++++ Raw records

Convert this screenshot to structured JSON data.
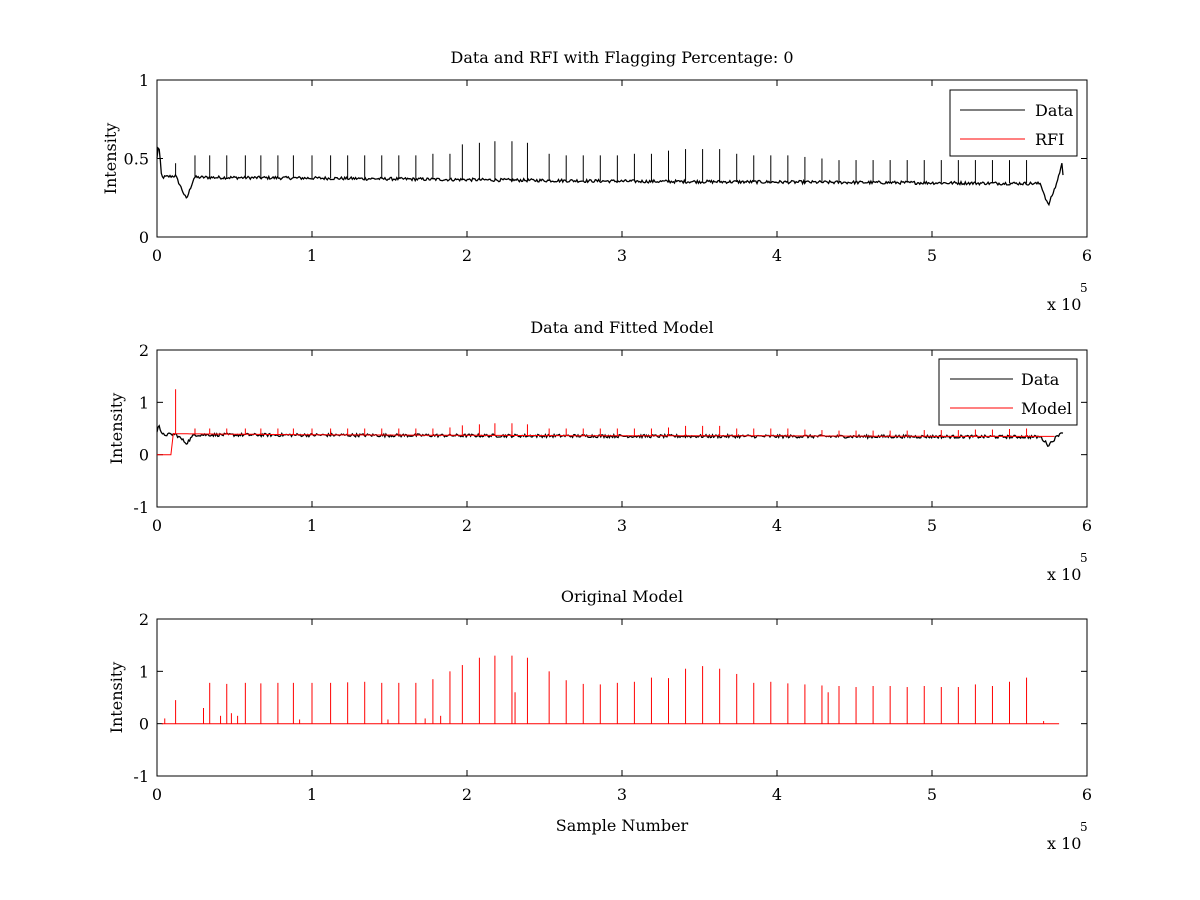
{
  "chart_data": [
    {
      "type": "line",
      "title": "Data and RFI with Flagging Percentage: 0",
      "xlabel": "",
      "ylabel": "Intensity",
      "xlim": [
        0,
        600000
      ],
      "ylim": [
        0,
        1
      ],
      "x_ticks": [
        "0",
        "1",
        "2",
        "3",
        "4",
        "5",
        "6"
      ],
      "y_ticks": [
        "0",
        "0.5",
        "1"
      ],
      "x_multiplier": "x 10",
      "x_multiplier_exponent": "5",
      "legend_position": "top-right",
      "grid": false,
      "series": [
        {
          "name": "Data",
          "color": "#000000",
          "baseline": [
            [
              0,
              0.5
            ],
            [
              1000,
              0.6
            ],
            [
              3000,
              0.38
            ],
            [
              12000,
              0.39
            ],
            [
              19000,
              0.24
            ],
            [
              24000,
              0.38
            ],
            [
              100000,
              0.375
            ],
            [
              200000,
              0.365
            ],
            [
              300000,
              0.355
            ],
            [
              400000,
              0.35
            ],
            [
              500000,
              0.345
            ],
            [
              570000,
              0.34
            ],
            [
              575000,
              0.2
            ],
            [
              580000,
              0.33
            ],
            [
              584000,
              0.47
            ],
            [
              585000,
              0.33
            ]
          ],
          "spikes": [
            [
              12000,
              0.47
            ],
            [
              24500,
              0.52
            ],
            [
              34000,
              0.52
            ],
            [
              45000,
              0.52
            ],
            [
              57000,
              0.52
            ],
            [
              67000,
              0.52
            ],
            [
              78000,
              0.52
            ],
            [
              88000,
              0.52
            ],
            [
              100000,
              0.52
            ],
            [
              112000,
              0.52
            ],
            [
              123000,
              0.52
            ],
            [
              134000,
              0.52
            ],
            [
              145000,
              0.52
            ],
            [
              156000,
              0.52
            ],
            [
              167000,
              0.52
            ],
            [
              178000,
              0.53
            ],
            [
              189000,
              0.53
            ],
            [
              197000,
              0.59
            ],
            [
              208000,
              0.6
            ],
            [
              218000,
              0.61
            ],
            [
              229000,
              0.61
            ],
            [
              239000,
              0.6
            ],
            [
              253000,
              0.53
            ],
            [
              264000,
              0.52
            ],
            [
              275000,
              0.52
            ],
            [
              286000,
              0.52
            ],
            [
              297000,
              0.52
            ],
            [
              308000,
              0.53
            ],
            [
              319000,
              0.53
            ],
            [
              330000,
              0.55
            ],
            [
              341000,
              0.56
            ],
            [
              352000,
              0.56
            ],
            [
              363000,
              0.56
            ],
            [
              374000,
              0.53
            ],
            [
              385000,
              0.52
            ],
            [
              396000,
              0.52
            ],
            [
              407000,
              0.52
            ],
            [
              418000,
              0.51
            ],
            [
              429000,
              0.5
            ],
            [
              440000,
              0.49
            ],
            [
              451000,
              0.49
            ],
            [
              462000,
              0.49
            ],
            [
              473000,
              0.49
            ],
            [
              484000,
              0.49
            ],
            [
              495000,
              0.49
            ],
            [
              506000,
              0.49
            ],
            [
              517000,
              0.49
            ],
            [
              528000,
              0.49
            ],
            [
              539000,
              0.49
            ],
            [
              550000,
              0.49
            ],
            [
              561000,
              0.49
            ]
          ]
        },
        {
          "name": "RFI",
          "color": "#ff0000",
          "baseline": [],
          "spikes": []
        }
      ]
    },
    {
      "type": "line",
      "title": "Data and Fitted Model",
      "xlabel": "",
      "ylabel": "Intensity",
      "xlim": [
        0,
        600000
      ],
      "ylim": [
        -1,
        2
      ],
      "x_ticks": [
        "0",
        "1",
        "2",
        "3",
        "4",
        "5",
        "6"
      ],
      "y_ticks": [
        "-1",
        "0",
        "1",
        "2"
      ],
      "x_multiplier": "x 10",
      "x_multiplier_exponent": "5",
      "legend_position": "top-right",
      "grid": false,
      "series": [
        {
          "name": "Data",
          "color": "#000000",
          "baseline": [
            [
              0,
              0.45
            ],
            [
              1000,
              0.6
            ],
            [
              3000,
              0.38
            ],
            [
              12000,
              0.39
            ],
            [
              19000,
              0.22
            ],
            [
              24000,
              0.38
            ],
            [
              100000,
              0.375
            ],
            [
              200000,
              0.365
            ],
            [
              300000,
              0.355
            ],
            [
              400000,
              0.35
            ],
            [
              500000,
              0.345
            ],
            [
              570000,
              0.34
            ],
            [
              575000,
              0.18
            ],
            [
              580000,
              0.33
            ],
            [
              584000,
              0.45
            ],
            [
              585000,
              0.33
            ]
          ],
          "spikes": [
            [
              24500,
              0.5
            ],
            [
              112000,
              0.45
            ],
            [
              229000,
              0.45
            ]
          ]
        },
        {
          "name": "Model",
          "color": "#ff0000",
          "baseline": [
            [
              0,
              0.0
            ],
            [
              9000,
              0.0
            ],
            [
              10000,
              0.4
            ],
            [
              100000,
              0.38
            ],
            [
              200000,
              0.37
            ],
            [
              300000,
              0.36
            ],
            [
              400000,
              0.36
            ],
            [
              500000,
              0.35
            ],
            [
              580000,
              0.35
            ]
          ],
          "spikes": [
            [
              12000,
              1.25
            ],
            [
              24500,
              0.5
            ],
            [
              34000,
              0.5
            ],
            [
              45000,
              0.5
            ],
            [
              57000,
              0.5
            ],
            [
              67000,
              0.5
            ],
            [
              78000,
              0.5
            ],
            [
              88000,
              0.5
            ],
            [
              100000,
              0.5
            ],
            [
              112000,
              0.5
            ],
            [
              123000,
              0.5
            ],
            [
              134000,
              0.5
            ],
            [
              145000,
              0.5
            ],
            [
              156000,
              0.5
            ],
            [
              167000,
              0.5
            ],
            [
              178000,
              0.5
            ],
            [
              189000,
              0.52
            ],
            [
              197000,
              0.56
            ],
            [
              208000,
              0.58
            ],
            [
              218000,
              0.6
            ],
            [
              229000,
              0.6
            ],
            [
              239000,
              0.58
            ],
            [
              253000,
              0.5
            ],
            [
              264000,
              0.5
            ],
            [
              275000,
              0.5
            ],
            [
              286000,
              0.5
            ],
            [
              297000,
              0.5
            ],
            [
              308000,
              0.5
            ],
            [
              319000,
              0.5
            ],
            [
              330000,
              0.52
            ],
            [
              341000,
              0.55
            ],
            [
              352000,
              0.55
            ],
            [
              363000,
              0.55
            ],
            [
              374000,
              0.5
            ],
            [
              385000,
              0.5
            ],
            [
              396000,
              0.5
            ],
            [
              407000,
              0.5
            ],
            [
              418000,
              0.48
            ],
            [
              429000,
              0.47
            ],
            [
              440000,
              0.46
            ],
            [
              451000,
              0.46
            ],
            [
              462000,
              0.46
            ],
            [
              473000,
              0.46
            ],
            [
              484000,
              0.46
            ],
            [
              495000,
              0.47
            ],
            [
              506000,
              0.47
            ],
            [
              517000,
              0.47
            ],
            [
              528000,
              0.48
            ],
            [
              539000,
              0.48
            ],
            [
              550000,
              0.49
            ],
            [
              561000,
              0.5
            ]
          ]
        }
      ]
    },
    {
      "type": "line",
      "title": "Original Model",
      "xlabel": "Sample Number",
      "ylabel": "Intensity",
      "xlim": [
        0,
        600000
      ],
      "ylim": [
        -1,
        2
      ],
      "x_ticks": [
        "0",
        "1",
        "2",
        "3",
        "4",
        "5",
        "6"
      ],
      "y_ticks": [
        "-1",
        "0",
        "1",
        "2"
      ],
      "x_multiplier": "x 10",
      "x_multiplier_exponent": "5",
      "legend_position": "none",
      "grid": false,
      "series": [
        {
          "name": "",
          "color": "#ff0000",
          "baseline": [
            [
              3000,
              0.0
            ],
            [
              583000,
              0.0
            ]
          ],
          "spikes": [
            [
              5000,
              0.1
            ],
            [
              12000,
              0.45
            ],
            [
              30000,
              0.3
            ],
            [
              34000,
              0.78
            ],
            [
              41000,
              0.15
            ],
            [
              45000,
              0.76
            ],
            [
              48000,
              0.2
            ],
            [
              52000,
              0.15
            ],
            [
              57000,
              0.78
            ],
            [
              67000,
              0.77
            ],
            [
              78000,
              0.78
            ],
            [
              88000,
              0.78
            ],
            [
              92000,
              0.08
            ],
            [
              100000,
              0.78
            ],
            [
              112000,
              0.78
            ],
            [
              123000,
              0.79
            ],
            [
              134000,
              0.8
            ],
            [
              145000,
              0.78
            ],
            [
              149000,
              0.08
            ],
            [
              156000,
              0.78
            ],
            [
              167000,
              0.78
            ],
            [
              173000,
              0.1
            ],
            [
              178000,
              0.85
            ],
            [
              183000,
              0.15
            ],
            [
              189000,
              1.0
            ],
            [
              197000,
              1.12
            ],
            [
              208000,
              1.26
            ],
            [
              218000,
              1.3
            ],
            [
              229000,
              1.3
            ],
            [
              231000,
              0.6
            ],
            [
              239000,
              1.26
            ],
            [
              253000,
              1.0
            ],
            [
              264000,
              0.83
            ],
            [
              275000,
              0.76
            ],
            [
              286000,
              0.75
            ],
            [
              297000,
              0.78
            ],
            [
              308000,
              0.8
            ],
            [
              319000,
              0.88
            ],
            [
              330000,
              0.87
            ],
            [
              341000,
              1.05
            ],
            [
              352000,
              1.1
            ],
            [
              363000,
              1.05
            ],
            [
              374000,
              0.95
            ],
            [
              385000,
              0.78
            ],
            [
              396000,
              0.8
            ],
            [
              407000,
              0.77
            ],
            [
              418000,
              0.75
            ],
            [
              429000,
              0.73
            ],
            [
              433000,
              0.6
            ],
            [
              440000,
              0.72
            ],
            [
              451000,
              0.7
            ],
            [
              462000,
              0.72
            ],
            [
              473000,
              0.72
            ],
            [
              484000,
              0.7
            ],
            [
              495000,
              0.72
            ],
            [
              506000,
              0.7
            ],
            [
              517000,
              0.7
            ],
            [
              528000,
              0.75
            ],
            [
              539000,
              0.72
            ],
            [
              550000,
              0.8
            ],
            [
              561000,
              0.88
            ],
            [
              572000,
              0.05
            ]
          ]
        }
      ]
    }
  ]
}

++++++++

== Your goal ==
Pull out each line holding the string "Model".

== Final result ==
      "title": "Data and Fitted Model",
          "name": "Model",
      "title": "Original Model",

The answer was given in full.